- Exercise details:
Below are some records. Say how many of their lines contain the string "PHẦN", and give nothing but the number.

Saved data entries
····················

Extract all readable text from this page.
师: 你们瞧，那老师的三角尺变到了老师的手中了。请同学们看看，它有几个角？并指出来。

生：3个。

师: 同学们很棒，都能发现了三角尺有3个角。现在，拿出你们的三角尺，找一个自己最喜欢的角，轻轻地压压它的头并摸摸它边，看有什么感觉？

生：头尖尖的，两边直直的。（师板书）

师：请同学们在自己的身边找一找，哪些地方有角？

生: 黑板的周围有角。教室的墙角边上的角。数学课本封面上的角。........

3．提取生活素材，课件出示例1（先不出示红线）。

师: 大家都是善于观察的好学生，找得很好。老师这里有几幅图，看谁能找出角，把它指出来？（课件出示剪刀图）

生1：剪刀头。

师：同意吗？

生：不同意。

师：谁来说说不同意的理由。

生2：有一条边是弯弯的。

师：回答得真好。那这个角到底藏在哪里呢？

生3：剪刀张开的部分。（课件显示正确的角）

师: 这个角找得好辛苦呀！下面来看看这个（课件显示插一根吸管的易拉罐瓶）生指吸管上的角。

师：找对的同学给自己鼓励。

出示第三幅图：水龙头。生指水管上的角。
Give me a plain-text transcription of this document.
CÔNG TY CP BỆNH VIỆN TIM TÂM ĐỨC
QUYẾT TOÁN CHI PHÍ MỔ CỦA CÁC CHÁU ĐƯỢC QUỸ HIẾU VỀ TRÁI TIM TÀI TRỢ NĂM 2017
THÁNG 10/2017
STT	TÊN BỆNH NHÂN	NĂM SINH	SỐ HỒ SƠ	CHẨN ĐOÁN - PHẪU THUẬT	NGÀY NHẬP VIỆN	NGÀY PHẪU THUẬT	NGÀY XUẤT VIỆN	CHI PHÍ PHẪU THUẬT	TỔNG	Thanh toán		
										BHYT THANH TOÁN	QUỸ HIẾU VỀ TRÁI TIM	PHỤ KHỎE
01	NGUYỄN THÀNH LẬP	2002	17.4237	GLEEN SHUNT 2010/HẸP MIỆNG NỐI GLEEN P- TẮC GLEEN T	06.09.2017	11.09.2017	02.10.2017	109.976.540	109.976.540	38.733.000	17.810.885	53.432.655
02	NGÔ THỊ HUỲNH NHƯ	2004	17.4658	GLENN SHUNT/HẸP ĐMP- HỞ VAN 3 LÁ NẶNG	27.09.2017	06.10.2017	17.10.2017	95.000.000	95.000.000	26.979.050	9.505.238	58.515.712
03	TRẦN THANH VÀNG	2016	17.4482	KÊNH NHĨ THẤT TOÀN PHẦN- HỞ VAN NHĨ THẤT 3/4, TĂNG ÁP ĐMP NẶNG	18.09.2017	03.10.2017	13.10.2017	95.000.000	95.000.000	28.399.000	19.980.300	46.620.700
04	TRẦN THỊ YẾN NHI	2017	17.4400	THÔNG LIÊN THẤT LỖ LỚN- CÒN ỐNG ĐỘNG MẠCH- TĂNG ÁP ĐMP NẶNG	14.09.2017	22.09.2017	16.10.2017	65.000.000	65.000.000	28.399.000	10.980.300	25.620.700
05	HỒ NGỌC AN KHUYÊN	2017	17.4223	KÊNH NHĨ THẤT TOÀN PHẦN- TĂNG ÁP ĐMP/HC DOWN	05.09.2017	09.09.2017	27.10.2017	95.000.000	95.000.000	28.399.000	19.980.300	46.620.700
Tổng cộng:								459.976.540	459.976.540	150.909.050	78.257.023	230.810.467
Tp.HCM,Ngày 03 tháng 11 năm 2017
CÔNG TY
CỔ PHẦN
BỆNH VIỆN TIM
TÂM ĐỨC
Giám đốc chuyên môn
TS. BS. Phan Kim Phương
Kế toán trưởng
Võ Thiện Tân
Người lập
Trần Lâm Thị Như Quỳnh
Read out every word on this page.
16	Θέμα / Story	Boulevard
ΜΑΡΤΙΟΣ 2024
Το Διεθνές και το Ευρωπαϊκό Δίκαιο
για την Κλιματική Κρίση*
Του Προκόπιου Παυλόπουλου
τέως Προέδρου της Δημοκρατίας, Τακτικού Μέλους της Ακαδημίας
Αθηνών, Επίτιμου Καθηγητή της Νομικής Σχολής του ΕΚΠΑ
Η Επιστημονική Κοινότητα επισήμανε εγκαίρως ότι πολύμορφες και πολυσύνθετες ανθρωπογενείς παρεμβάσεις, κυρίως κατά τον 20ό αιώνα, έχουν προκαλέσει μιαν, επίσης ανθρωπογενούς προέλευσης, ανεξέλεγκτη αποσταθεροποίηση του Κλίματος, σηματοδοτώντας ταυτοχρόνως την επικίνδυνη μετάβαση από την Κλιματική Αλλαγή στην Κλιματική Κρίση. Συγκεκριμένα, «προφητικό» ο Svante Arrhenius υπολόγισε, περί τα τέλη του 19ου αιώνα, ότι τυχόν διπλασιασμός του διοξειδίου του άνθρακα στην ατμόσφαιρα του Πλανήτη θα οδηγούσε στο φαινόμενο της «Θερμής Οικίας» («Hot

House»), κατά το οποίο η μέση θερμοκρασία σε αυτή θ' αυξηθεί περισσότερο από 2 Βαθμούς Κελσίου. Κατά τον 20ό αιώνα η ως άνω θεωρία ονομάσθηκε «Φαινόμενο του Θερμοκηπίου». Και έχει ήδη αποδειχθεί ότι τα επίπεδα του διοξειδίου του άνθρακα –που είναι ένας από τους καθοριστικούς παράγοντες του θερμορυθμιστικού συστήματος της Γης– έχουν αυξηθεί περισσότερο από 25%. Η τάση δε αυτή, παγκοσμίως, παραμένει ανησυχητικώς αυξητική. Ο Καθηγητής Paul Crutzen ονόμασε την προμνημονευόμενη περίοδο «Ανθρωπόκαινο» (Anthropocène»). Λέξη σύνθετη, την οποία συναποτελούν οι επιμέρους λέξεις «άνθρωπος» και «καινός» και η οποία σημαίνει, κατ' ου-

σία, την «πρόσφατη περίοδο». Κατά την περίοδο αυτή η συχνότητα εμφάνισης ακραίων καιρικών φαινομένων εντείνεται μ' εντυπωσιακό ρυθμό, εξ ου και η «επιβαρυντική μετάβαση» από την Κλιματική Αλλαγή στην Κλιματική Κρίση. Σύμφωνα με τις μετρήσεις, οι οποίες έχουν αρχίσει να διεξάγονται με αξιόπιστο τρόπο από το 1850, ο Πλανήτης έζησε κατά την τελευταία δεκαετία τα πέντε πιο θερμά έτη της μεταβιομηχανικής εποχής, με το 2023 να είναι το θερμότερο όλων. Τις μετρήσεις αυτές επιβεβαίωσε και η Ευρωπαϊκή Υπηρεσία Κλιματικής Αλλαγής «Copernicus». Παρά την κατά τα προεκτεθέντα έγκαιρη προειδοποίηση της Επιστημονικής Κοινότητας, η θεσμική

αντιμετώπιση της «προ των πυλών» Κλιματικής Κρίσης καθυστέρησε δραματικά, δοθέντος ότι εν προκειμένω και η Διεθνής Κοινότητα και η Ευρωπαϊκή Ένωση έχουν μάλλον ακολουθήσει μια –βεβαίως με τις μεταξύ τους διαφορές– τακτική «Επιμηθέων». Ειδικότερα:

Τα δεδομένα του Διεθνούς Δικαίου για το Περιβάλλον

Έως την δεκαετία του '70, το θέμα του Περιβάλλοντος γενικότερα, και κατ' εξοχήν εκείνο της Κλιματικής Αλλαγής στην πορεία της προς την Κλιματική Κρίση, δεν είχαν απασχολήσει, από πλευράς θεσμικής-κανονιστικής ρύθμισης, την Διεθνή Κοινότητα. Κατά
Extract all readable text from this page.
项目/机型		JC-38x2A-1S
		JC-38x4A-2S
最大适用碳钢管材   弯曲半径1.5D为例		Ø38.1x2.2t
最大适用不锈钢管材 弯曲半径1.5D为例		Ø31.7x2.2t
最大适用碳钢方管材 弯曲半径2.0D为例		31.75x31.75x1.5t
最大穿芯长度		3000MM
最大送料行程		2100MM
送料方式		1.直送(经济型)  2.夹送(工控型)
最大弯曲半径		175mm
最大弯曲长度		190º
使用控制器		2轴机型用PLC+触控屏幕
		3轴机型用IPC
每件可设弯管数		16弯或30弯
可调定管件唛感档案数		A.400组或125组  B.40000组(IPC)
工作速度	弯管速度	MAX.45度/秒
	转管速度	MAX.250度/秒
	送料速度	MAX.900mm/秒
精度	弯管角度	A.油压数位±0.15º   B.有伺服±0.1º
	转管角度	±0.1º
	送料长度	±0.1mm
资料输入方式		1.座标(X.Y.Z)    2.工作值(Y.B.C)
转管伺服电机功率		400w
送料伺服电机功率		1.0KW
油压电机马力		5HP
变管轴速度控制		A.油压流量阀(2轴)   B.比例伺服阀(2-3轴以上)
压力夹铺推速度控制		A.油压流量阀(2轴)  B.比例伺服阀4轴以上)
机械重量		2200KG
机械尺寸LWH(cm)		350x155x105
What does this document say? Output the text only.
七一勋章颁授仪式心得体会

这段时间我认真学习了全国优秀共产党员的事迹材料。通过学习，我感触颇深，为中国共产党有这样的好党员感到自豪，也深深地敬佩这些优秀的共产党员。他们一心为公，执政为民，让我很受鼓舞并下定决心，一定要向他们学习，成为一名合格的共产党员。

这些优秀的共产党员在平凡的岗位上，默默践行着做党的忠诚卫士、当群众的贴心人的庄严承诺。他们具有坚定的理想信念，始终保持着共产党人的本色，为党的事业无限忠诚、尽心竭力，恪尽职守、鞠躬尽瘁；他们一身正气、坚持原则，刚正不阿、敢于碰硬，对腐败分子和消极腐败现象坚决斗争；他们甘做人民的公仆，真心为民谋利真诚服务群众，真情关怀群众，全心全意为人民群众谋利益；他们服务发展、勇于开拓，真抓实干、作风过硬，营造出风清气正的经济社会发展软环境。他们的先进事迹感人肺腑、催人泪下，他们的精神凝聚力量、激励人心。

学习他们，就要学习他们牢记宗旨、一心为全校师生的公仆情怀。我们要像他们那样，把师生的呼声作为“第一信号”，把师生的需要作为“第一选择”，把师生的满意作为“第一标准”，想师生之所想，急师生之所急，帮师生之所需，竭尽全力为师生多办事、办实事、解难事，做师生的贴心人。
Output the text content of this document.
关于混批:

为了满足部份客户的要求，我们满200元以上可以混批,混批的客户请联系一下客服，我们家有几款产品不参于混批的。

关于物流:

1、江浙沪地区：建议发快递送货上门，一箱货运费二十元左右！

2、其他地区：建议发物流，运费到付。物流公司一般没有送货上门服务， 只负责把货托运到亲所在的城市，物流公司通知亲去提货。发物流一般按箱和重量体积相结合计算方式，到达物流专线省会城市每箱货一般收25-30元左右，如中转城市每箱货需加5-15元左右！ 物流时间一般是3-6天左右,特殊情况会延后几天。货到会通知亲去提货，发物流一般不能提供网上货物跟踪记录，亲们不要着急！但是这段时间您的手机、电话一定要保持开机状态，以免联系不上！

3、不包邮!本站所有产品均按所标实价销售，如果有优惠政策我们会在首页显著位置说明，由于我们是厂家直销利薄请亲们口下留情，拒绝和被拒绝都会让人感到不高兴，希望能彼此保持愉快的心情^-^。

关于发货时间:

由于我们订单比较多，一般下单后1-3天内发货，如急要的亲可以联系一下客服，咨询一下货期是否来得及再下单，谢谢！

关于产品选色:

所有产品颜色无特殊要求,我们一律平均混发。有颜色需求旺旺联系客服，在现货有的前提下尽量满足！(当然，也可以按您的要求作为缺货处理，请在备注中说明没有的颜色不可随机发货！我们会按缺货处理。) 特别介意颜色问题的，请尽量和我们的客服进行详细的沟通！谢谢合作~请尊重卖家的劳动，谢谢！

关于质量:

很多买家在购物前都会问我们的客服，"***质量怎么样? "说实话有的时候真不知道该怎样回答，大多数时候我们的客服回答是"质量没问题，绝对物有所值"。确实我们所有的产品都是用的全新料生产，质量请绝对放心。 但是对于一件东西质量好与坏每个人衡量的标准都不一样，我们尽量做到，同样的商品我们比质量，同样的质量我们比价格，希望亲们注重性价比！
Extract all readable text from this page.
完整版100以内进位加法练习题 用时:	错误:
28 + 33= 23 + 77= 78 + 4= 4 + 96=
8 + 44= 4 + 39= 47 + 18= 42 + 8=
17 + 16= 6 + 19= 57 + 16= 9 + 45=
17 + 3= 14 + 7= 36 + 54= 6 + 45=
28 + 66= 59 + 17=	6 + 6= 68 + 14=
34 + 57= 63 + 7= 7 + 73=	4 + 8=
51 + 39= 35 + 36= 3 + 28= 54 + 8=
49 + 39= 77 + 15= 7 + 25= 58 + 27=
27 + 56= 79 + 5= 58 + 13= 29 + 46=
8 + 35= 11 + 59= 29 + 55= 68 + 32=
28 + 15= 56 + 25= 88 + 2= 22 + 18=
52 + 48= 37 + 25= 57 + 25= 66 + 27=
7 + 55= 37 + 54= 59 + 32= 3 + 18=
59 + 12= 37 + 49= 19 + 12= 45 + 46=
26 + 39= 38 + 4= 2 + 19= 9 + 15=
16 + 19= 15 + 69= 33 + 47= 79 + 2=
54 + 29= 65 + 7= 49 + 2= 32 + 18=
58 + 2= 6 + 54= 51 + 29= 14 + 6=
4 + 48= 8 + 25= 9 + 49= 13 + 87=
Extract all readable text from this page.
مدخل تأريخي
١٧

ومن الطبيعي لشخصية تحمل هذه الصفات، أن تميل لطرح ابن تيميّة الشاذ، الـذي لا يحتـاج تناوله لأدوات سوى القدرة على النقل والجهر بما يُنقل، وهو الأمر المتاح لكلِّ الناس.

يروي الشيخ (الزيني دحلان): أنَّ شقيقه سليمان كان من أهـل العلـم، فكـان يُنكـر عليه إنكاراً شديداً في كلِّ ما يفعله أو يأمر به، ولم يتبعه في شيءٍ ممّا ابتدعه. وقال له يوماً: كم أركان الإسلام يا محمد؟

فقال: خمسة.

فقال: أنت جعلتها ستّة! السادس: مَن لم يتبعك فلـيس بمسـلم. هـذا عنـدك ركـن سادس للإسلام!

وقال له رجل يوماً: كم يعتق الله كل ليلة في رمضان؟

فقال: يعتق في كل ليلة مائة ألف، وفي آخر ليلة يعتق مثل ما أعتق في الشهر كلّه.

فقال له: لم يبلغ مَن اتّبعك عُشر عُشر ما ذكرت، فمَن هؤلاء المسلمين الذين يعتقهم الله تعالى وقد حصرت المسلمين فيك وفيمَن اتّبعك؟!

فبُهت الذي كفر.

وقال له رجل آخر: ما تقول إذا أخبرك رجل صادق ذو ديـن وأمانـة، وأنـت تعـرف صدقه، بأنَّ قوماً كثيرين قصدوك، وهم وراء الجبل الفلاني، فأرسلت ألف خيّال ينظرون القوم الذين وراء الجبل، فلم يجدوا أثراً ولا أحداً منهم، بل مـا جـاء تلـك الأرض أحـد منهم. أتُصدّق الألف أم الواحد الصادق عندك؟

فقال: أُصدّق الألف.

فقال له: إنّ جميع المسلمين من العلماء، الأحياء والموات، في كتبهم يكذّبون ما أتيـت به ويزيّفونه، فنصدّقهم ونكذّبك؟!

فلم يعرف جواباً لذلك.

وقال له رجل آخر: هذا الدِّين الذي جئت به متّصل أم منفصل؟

····················

- Correct result:
3